## Start Text shown

GAZA CITY: Palestinian militant groups in the Gaza Strip announced an Egyptian-brokered ceasefire with Israel yesterday after a severe escalation of violence threatened to descend into full-blown war. The groups, including Hamas, issued a joint statement saying they would abide by the ceasefire as long as Israel did the same. Israeli Prime Minister Benjamin Netanyahu’s office and the military had not commented on the announcement. Israel’s hardline defense minister, Avigdor Lieberman, issued a statement saying he did not support stopping the strikes.
Kuwait and Bolivia yesterday requested an urgent meeting of the UN Security Council to discuss the escalation of violence. Kuwait, which represents Arab countries at the council, and Bolivia asked that the closed-door meeting be held later yesterday, diplomats said.
“Egypt’s efforts have been able to achieve a ceasefire between the resistance and the Zionist enemy,” the statement by the Gaza groups said. “The resistance will respect this declaration as long as the Zionist enemy respects it.” The violent escalation between Israel and Palestinian militants in Gaza was the worst since a 2014 war. Seven Palestinians were killed in Gaza over the course of some 24 hours as Israeli strikes targeted militants and flattened buildings while sending fireballs and plumes of smoke into the sky.

## End Text shown
## Start Given data

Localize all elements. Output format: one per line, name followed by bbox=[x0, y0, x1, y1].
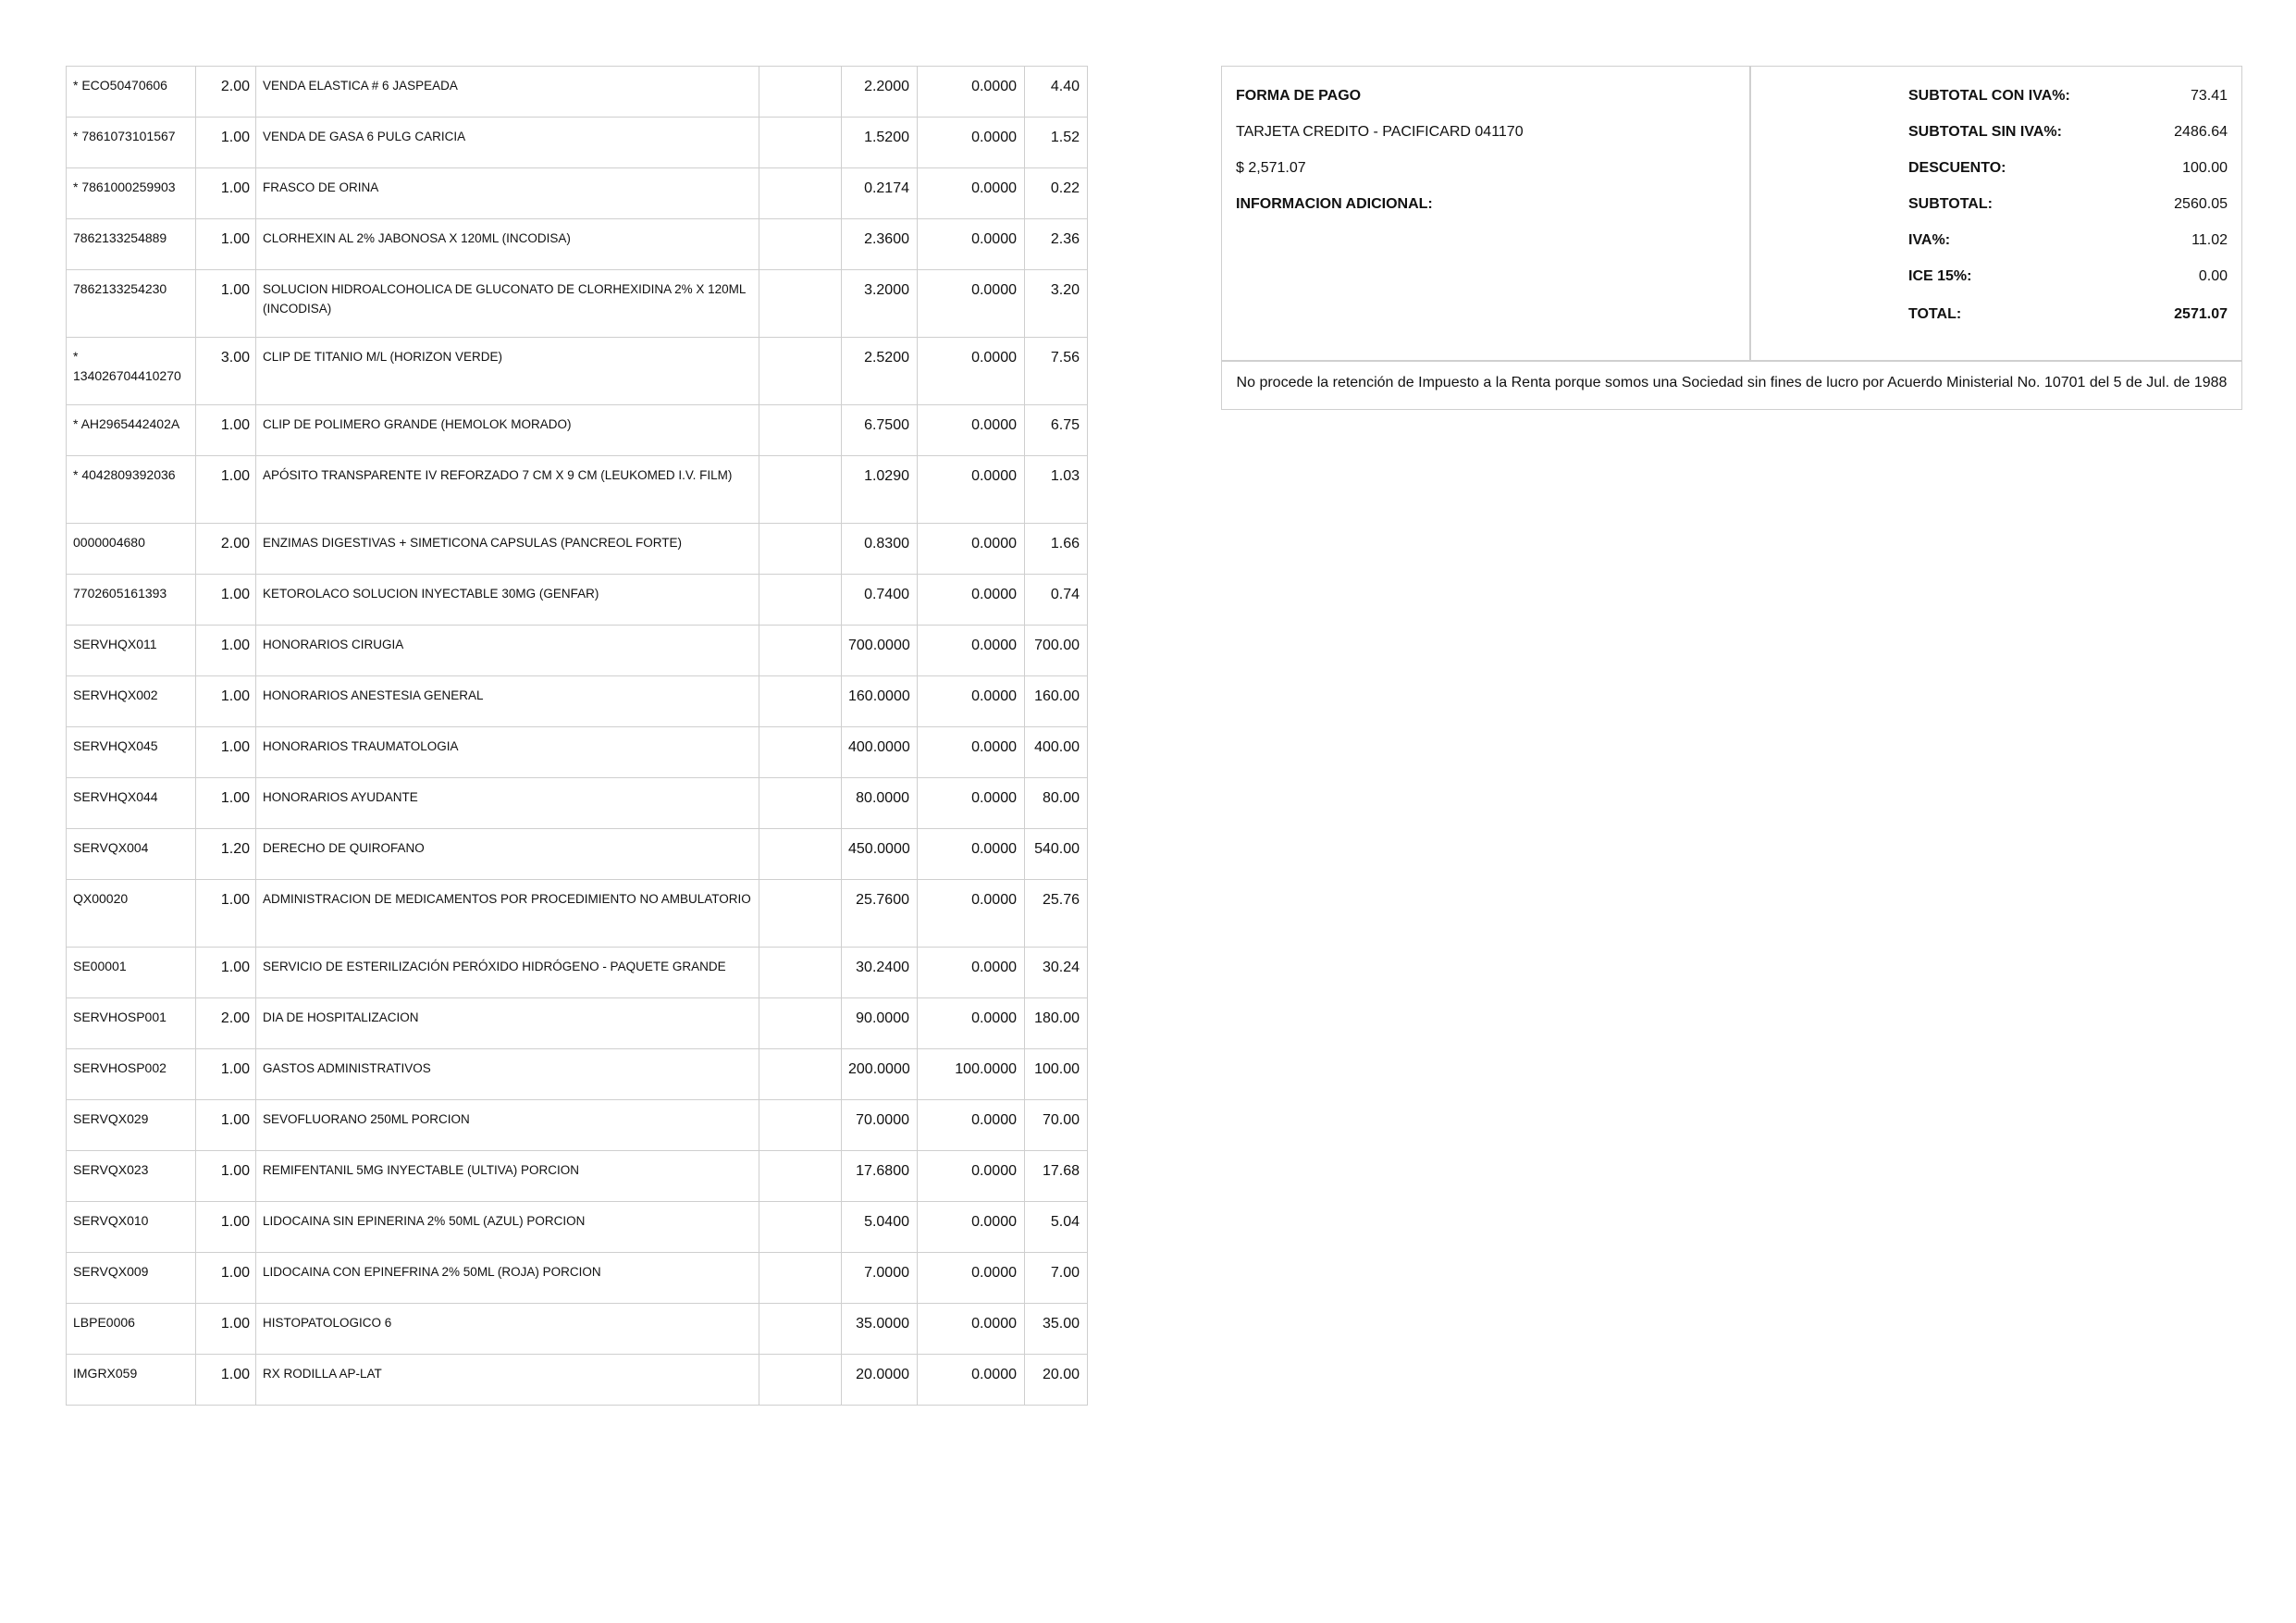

## End Given data
## Start Given data

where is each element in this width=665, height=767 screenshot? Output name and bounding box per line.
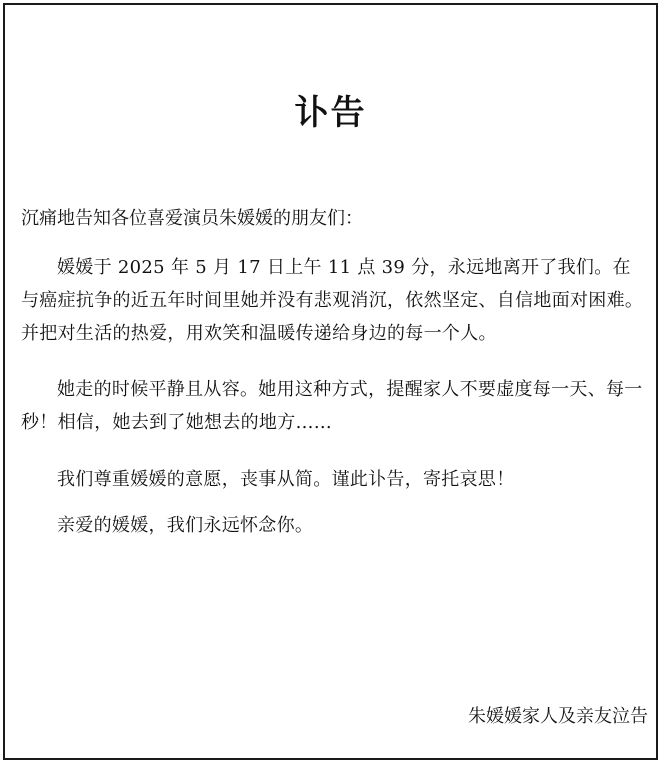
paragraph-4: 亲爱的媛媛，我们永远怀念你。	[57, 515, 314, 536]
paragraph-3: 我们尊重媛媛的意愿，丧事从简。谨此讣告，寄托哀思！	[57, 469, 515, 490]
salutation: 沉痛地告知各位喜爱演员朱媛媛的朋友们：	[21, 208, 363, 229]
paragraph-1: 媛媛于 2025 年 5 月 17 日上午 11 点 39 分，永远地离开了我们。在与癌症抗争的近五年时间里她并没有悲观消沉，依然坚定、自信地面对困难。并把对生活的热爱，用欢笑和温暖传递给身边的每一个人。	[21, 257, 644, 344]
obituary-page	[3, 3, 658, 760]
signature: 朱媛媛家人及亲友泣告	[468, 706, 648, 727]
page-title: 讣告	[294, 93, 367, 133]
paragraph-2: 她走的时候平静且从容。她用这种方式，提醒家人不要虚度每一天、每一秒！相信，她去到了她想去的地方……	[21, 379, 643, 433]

## End Given data

Continue the news report on the Gaza ceasefire, starting right after its final sentence.

Response below:
Sirens wailed in southern Israel and tens of thousands of residents had taken cover in shelters as around 460 rockets and mortar rounds were fired from the Gaza Strip, wounding 27 people, including three severely. A Palestinian laborer from the occupied West Bank was killed when a rocket hit a building in the Israeli city of Ashkelon. Schools were closed in the Gaza Strip and in southern Israel as both sides warned the other that it would respond forcefully to any further violence.
Egypt has negotiated ceasefires following previous flare-ups, while UN Middle East envoy Nickolay Mladenov has also been seeking a long-term truce between the two sides in recent weeks. Mladenov had earlier called the escalation “extremely dangerous” and said on Twitter that “restraint must be shown by all”. After an Israeli security cabinet meeting that reportedly lasted some six hours yesterday, a statement was issued saying the ministers “instructed the (military) to continue its operations as necessary”. Netanyahu had cut short a visit to Paris as tensions rose and arrived back home on Monday.
The latest round of violence began on Sunday with a botched Israeli special forces operation inside the Gaza Strip that turned deadly and prompted Hamas to vow revenge. The clash that resulted from the blown covert operation killed seven Palestinian militants, including a local Hamas military commander, as well as an Israeli army officer. Palestinian militants responded with rocket and mortar fire, as well as an anti-tank missile that hit a bus that Hamas says was being used by Israeli soldiers. A soldier was severely wounded in the attack.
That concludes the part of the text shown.